Your objective | Collect all lines below with the string "this".

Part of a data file
——————————
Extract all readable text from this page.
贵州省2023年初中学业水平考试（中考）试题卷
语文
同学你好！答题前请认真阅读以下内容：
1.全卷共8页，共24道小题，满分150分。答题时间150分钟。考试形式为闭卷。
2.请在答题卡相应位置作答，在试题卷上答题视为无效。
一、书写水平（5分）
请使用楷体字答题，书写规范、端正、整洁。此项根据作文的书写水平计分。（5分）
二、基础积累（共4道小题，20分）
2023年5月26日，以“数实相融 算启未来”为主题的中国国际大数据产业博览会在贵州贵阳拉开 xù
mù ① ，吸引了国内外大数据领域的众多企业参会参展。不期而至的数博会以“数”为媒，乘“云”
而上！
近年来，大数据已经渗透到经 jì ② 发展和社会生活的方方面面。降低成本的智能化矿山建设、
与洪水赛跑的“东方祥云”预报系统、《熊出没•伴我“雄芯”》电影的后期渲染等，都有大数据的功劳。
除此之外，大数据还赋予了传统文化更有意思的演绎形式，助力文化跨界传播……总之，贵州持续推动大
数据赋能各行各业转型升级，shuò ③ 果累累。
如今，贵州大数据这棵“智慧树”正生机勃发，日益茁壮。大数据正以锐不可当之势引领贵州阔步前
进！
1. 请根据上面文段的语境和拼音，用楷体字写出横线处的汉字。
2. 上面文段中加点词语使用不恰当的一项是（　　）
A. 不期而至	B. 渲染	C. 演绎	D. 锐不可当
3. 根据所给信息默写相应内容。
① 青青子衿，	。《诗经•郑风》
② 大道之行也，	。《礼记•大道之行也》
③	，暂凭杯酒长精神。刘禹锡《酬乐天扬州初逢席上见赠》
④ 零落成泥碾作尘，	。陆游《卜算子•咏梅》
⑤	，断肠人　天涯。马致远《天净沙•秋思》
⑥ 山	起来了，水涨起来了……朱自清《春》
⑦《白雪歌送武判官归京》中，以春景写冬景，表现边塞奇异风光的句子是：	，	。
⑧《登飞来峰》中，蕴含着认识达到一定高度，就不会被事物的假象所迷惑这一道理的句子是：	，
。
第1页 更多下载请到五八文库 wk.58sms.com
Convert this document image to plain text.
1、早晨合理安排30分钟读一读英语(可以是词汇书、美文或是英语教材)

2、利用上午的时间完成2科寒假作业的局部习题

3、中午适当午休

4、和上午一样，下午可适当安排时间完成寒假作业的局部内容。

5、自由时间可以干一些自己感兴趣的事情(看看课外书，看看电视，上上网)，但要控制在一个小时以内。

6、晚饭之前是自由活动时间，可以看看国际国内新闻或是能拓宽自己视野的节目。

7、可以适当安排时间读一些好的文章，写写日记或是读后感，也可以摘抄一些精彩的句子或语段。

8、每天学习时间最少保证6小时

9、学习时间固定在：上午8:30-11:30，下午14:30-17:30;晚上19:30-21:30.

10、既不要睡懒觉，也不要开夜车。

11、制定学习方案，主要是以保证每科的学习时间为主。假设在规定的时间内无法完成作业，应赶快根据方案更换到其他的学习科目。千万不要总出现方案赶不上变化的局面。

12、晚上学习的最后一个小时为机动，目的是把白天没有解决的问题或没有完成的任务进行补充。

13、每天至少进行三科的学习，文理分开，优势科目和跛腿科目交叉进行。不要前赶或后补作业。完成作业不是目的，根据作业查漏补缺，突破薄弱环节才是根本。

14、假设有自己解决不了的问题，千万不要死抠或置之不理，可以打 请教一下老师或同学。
——————————
Solved problem |
Extract all readable text from this page.
Convert this document image to plain text.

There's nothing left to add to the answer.